> **Teks yang Disediakan**
------------------------
-->

Filsafat Islam; Klasifikasi Ilmu Menurut al-Farabi

Klasifikasi Ilmu menurut al-Farabi disusun dalam karyanya yang terkenal yaitu “Ihsha al-ulum”  al-Farabi membangun klasifikasi ilmu yang terperinci namun tetap terpadu, berdasarkan tiga pengelompokkan utama ilmu: Metafisik, Matematik, dan Ilmu-ilmu Alam.
a.       Metafisik

.      Matematik. Menurut al-Farabi dibagi menjadi tujuh cabang:
1.      Aritmatika
2.      Geometri
3.      Astronomi
4.      Musik
5.      Optika
6.      Ilmu tentang gaya
7.      Alat-alat mekanik
c. Ilmu-ilmu Alam. Ilmu-illmu alam, yang menyelidiki benda-benda alami dan aksiden-aksiden yang inheren didalamnya, dibagi menjadi :
1.      Minerologi, yang meliputi kimia, geologi, metalurgi
2.      Botani yang berkaitan dengan seluruh spesies tumbuhan, dan sifat umum dan sifat-sifat khusus dari masing-masing spesies
3.      Zoologi, yang berhubungan dengan berbagai spesies binatang yang berbeda-beda, serta sifat-sifat umum dan sifat-sifat khusus dari masing-masing spesies, termasuk ke dalam katagori ini adalah:
I.                    Psikologi yang membahas daya-daya tumbuhan, hewan dan manusia
II.                Kedokteran yang berbicara tetang manusia dari sudut sehat atau sakitnya[1]
Berikut adalah sampul dari kitab ihsha al-ulum
para filosof Muslim juga mempunyai klasifikasi ilmu-ilmu praktis yang biasanya dibagi ke dalam tiga
 jenis:
1.      Etika
2.      Ekonomi
3.      Politik

Biografi al-Farabi

Pada awalnya, Al-Kindi telah meletakkan dasar-dasar filsafat Islam  (masa sebelum Abu Nasr al-Farabi) dalam hal ini al-Farabi, memperkokoh dan memantapkan dasar-dasar yang telah diletakkan oleh al-Kindi. Orang Arab menamakan al-Farabi Guru Kedua (al-Muallim Tsani), karena mereka memandang Aristoteles sebagai Guru pertama. Al-Farabi serang filosof Islam berkebangsaan Turki, lahir di sebuah pedusunan terkenal dengan diambil dari nama daerah kelahirannya. Di samping belajar bahasa Turki dan Persia ia juga belajar bahasa Arab. Ia memakai bahasa Arab dalam pergaulan sehari-hari sebagaimana ia mengamalkan agama Islam yang dipeluknya dengan keyakinan. Selain itu ia juga belajar ilmu-ilmu yang lain, terutama ilmu pasti dan filsafat. Hatinya tertarik kepada Baghdad karena semaraknya perkembangan ilmu dan kebudayaan di kota itu. Di Baghdad ia berhubungan dengan Abu Basyr Matta bin Yunus seorang ahli semantik terkemuka. Dua puluh tahun al-Farabi tinggal di Baghdad, belajar ilmu semantik pada Abu Basyr Matta bin Yunus lebih mahir dari gurunya. Besar sekali kemungkinannya karena kemampuannya itulah dia disebut “Guru Kedua” atau mungkin karena ia orang pertama yang memasukkan imu semantik alam kebudayaan Arab. Sama halnya dengan Aristoteles yang disebut “Guru Pertama” karena ia orang pertama yang menciptakan ilmu semantik.
------------------------
> **Kutipan Sumber**
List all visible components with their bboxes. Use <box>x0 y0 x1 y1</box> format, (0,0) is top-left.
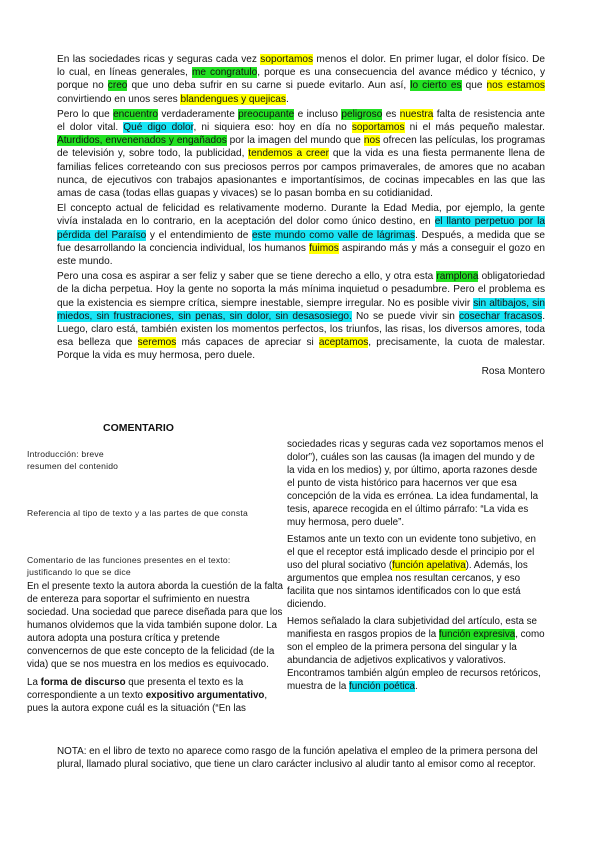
------------------------
> **Soal Latihan**
(1) Salinlah bagian teks tentang al-Farabi mulai dari "Klasifikasi Ilmu menurut al-Farabi disusun" sampai dengan "dan Ilmu-ilmu Alam." tanpa perubahan apa pun.
(2) Sebutkan ketujuh cabang matematika menurut al-Farabi sebagaimana tercantum dalam teks tentang al-Farabi.
(3) Teruskan teks tentang al-Farabi mulai dari kalimat terakhirnya.
Data di atas sama sekali tidak digunakan dalam pengerjaan.

> **Jawaban Latihan**
(1)
Klasifikasi Ilmu menurut al-Farabi disusun dalam karyanya yang terkenal yaitu “Ihsha al-ulum”  al-Farabi membangun klasifikasi ilmu yang terperinci namun tetap terpadu, berdasarkan tiga pengelompokkan utama ilmu: Metafisik, Matematik, dan Ilmu-ilmu Alam.

(2)
1. Aritmatika
2. Geometri
3. Astronomi
4. Musik
5. Optika
6. Ilmu tentang gaya
7. Alat-alat mekanik

(3)
Bukunya yang berjudul ihsha al-ulum telah di terjemahkan ke dalam bahasa latin dan mempengaruhi kehidupan filsafat barat pada abad-abad pertengahan hingga dijadikan filsafat Barat pada abad-abad pertengahan hingga dijadikan dasar untuk menetapkan penggolongan jenis ilmu pengetahuan. Pada bagian terdahulu buku ini telah kami kemukakan penggolongan jenis ilmu pengetahuan yang dilakukan oleh para filosof Arab. Al-Farabi menambahkannya dengan penggolongan ilmu-ilmu lisan menurut cara yang ditempuh oleh Aristoteles; seperti ilu Nahwu (tata bahasa Arab), ilmu Syariat, ilmu fiqh, dan ilmu kalam. Dengan demikian maka pribadi al-Farabi mencerminkan kehidupan fikiran dan kebudayaan kaum muslimin, yang bersumber pada al-quran.

Dalam menerapkan penggolongan jenis ilmu, al-Farabi menampilkan gambaran pemikirannya yang lengkap, sehingga dapat dilihat dengan mudah segi-segi persamaan yang ada di antara berbagai jenis llmu, yang pada mulanya diduga tidak ada persamaannya sama sekali. Seperti ilmu nahwu misalnya yang menjadi dasar penelitian soal bahasa; ilmu ukur dan ilmu pesawat (mechanic), demikian pula ilmu semantik. Pandangan al-Farabi mengenai semantik sebagai alat bagi penguasaan berbagai jenis ilmu, sebenarnya mengikuti pemikiran Aristoteles, bukan mengikuti pemikiran para filosof Stoiccisme yang menganggap semantik sebagai ilmu pengetahuan. Oleh karena itu tidaklah mengherankan kalau al-Farabi memandang semantik sebagai alat atau sebagai sarana “untuk menetapkan hukum umum guna memperkuat kesanggupan berfikir yang dapat membawa manusia ke jalan yang tepat menuju kebenaran”. Jadi, ilmu semantik sama dengan ilmu Nahwu dan Arudh (cara menulis puisi) semantik bagi soal-soal pemikran sama dengan Nahwu bagi penyusunan kalimat dan sama dengan ilmu Arudh bagi puisi. Hukum semantik merupakan kaidah untuk menguji problema pemikiran, sama halnya dengan ukuran, takaran atau timbangan untuk menguji jauhnya jarak dengan ringan atau beratnya suatu benda[2].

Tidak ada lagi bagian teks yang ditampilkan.